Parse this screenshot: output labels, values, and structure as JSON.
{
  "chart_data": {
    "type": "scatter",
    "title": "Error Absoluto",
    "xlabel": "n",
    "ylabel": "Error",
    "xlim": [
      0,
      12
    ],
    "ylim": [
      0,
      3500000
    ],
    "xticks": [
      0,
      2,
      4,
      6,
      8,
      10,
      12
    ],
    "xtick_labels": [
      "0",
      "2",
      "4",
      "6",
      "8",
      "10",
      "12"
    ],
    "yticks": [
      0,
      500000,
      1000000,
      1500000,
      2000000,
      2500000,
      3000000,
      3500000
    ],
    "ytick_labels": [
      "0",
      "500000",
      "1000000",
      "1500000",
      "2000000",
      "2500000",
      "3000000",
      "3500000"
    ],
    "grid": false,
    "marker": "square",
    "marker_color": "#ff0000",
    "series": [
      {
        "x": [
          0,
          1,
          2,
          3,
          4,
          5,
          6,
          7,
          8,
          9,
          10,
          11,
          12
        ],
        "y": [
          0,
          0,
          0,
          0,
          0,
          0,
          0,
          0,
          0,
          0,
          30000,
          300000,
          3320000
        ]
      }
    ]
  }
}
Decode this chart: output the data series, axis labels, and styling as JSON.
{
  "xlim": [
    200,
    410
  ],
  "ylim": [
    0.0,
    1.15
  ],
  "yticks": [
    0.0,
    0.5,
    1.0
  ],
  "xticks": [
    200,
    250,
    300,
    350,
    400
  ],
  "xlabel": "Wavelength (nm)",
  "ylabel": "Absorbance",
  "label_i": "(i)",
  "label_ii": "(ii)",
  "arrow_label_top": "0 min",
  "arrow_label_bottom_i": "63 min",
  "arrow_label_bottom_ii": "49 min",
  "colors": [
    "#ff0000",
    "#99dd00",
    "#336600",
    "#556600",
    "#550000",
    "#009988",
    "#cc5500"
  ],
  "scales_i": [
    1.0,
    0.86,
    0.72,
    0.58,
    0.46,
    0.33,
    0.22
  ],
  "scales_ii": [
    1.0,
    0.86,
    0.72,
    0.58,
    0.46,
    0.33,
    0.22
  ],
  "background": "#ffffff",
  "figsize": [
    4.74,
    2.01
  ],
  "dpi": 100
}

- Prompt
Exact output of every entry is required.

- Written response
Parse this screenshot: output labels, values, and structure as JSON.
{
  "chart_data": {
    "type": "scatter",
    "title": "Error Absoluto",
    "xlabel": "n",
    "ylabel": "Error",
    "xlim": [
      0,
      12
    ],
    "ylim": [
      0,
      3500000
    ],
    "xticks": [
      0,
      2,
      4,
      6,
      8,
      10,
      12
    ],
    "xtick_labels": [
      "0",
      "2",
      "4",
      "6",
      "8",
      "10",
      "12"
    ],
    "yticks": [
      0,
      500000,
      1000000,
      1500000,
      2000000,
      2500000,
      3000000,
      3500000
    ],
    "ytick_labels": [
      "0",
      "500000",
      "1000000",
      "1500000",
      "2000000",
      "2500000",
      "3000000",
      "3500000"
    ],
    "grid": false,
    "marker": "square",
    "marker_color": "#ff0000",
    "series": [
      {
        "x": [
          0,
          1,
          2,
          3,
          4,
          5,
          6,
          7,
          8,
          9,
          10,
          11,
          12
        ],
        "y": [
          0,
          0,
          0,
          0,
          0,
          0,
          0,
          0,
          0,
          0,
          30000,
          300000,
          3320000
        ]
      }
    ]
  }
}
Decode this chart: output the data series, axis labels, and styling as JSON.
{
  "xlim": [
    200,
    410
  ],
  "ylim": [
    0.0,
    1.15
  ],
  "yticks": [
    0.0,
    0.5,
    1.0
  ],
  "xticks": [
    200,
    250,
    300,
    350,
    400
  ],
  "xlabel": "Wavelength (nm)",
  "ylabel": "Absorbance",
  "label_i": "(i)",
  "label_ii": "(ii)",
  "arrow_label_top": "0 min",
  "arrow_label_bottom_i": "63 min",
  "arrow_label_bottom_ii": "49 min",
  "colors": [
    "#ff0000",
    "#99dd00",
    "#336600",
    "#556600",
    "#550000",
    "#009988",
    "#cc5500"
  ],
  "scales_i": [
    1.0,
    0.86,
    0.72,
    0.58,
    0.46,
    0.33,
    0.22
  ],
  "scales_ii": [
    1.0,
    0.86,
    0.72,
    0.58,
    0.46,
    0.33,
    0.22
  ],
  "background": "#ffffff",
  "figsize": [
    4.74,
    2.01
  ],
  "dpi": 100
}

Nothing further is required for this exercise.